◆ Records contained in a dataset ◆
◆ ◆ ◆ ◆ ◆
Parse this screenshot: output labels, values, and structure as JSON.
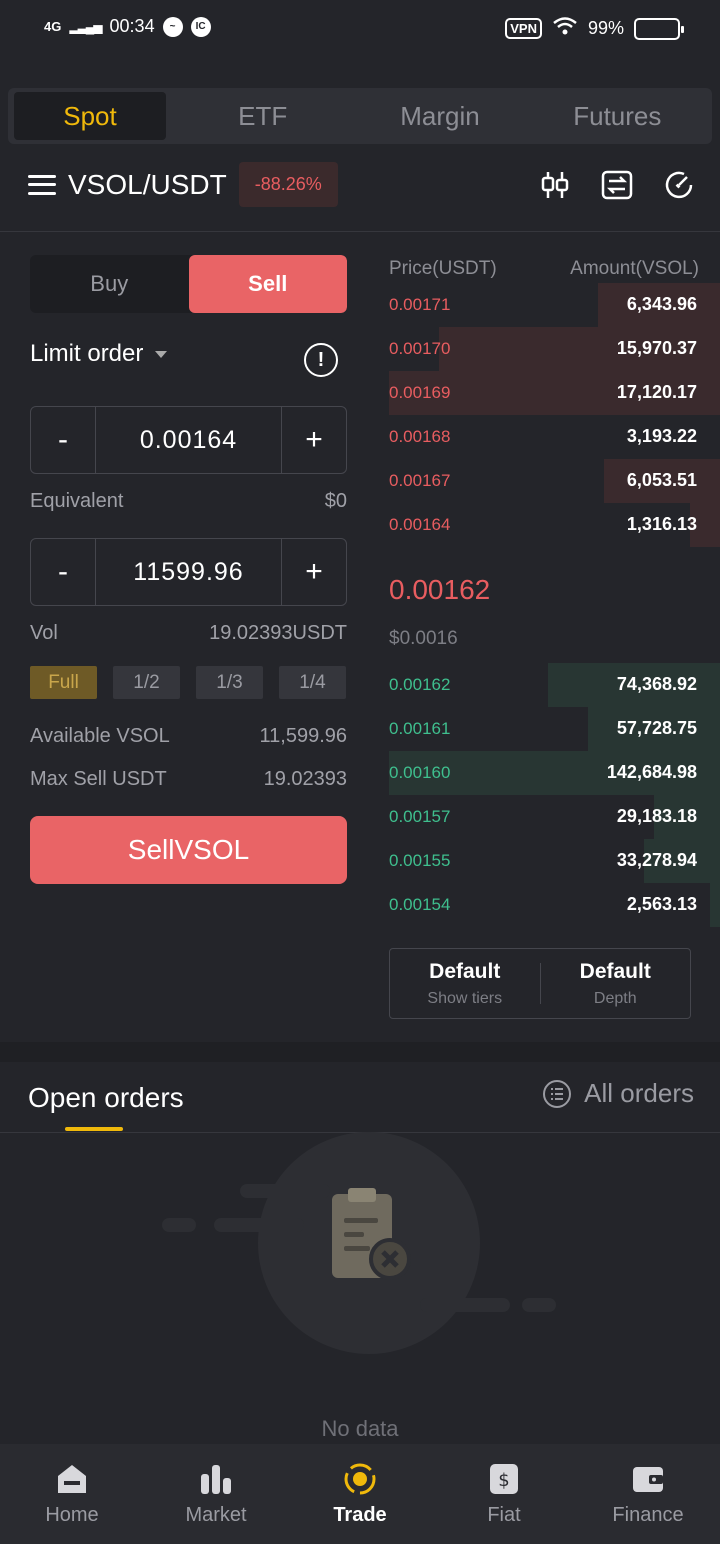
{
  "status_bar": {
    "network": "4G",
    "time": "00:34",
    "vpn": "VPN",
    "battery": "99%",
    "app_badge": "IC"
  },
  "tabs": [
    {
      "label": "Spot",
      "active": true
    },
    {
      "label": "ETF",
      "active": false
    },
    {
      "label": "Margin",
      "active": false
    },
    {
      "label": "Futures",
      "active": false
    }
  ],
  "pair": {
    "name": "VSOL/USDT",
    "change": "-88.26%"
  },
  "trade": {
    "buy_label": "Buy",
    "sell_label": "Sell",
    "order_type": "Limit order",
    "price": "0.00164",
    "equivalent_label": "Equivalent",
    "equivalent_value": "$0",
    "amount": "11599.96",
    "vol_label": "Vol",
    "vol_value": "19.02393USDT",
    "fractions": [
      "Full",
      "1/2",
      "1/3",
      "1/4"
    ],
    "available_label": "Available VSOL",
    "available_value": "11,599.96",
    "max_sell_label": "Max Sell USDT",
    "max_sell_value": "19.02393",
    "submit_label": "SellVSOL",
    "minus": "-",
    "plus": "+"
  },
  "order_book": {
    "price_header": "Price(USDT)",
    "amount_header": "Amount(VSOL)",
    "asks": [
      {
        "price": "0.00171",
        "amount": "6,343.96",
        "depth": 0.37
      },
      {
        "price": "0.00170",
        "amount": "15,970.37",
        "depth": 0.85
      },
      {
        "price": "0.00169",
        "amount": "17,120.17",
        "depth": 1.0
      },
      {
        "price": "0.00168",
        "amount": "3,193.22",
        "depth": 0.0
      },
      {
        "price": "0.00167",
        "amount": "6,053.51",
        "depth": 0.35
      },
      {
        "price": "0.00164",
        "amount": "1,316.13",
        "depth": 0.09
      }
    ],
    "last_price": "0.00162",
    "fiat_price": "$0.0016",
    "bids": [
      {
        "price": "0.00162",
        "amount": "74,368.92",
        "depth": 0.52
      },
      {
        "price": "0.00161",
        "amount": "57,728.75",
        "depth": 0.4
      },
      {
        "price": "0.00160",
        "amount": "142,684.98",
        "depth": 1.0
      },
      {
        "price": "0.00157",
        "amount": "29,183.18",
        "depth": 0.2
      },
      {
        "price": "0.00155",
        "amount": "33,278.94",
        "depth": 0.23
      },
      {
        "price": "0.00154",
        "amount": "2,563.13",
        "depth": 0.03
      }
    ],
    "tiers_title": "Default",
    "tiers_sub": "Show tiers",
    "depth_title": "Default",
    "depth_sub": "Depth"
  },
  "open_orders": {
    "title": "Open orders",
    "all_orders": "All orders",
    "empty": "No data"
  },
  "nav": [
    {
      "label": "Home",
      "icon": "home-icon",
      "active": false
    },
    {
      "label": "Market",
      "icon": "market-icon",
      "active": false
    },
    {
      "label": "Trade",
      "icon": "trade-icon",
      "active": true
    },
    {
      "label": "Fiat",
      "icon": "fiat-icon",
      "active": false
    },
    {
      "label": "Finance",
      "icon": "wallet-icon",
      "active": false
    }
  ],
  "colors": {
    "accent": "#f0b90b",
    "sell": "#e96466",
    "buy": "#3fbf8e",
    "background": "#24252a"
  }
}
◆ ◆ ◆ ◆ ◆
◆ STATED GOAL ◆
Repeat all the data as it stands, dropping any images it holds.

◆ SOLUTION BELOW ◆
Parse this screenshot: output labels, values, and structure as JSON.
{
  "status_bar": {
    "network": "4G",
    "time": "00:34",
    "vpn": "VPN",
    "battery": "99%",
    "app_badge": "IC"
  },
  "tabs": [
    {
      "label": "Spot",
      "active": true
    },
    {
      "label": "ETF",
      "active": false
    },
    {
      "label": "Margin",
      "active": false
    },
    {
      "label": "Futures",
      "active": false
    }
  ],
  "pair": {
    "name": "VSOL/USDT",
    "change": "-88.26%"
  },
  "trade": {
    "buy_label": "Buy",
    "sell_label": "Sell",
    "order_type": "Limit order",
    "price": "0.00164",
    "equivalent_label": "Equivalent",
    "equivalent_value": "$0",
    "amount": "11599.96",
    "vol_label": "Vol",
    "vol_value": "19.02393USDT",
    "fractions": [
      "Full",
      "1/2",
      "1/3",
      "1/4"
    ],
    "available_label": "Available VSOL",
    "available_value": "11,599.96",
    "max_sell_label": "Max Sell USDT",
    "max_sell_value": "19.02393",
    "submit_label": "SellVSOL",
    "minus": "-",
    "plus": "+"
  },
  "order_book": {
    "price_header": "Price(USDT)",
    "amount_header": "Amount(VSOL)",
    "asks": [
      {
        "price": "0.00171",
        "amount": "6,343.96",
        "depth": 0.37
      },
      {
        "price": "0.00170",
        "amount": "15,970.37",
        "depth": 0.85
      },
      {
        "price": "0.00169",
        "amount": "17,120.17",
        "depth": 1.0
      },
      {
        "price": "0.00168",
        "amount": "3,193.22",
        "depth": 0.0
      },
      {
        "price": "0.00167",
        "amount": "6,053.51",
        "depth": 0.35
      },
      {
        "price": "0.00164",
        "amount": "1,316.13",
        "depth": 0.09
      }
    ],
    "last_price": "0.00162",
    "fiat_price": "$0.0016",
    "bids": [
      {
        "price": "0.00162",
        "amount": "74,368.92",
        "depth": 0.52
      },
      {
        "price": "0.00161",
        "amount": "57,728.75",
        "depth": 0.4
      },
      {
        "price": "0.00160",
        "amount": "142,684.98",
        "depth": 1.0
      },
      {
        "price": "0.00157",
        "amount": "29,183.18",
        "depth": 0.2
      },
      {
        "price": "0.00155",
        "amount": "33,278.94",
        "depth": 0.23
      },
      {
        "price": "0.00154",
        "amount": "2,563.13",
        "depth": 0.03
      }
    ],
    "tiers_title": "Default",
    "tiers_sub": "Show tiers",
    "depth_title": "Default",
    "depth_sub": "Depth"
  },
  "open_orders": {
    "title": "Open orders",
    "all_orders": "All orders",
    "empty": "No data"
  },
  "nav": [
    {
      "label": "Home",
      "icon": "home-icon",
      "active": false
    },
    {
      "label": "Market",
      "icon": "market-icon",
      "active": false
    },
    {
      "label": "Trade",
      "icon": "trade-icon",
      "active": true
    },
    {
      "label": "Fiat",
      "icon": "fiat-icon",
      "active": false
    },
    {
      "label": "Finance",
      "icon": "wallet-icon",
      "active": false
    }
  ],
  "colors": {
    "accent": "#f0b90b",
    "sell": "#e96466",
    "buy": "#3fbf8e",
    "background": "#24252a"
  }
}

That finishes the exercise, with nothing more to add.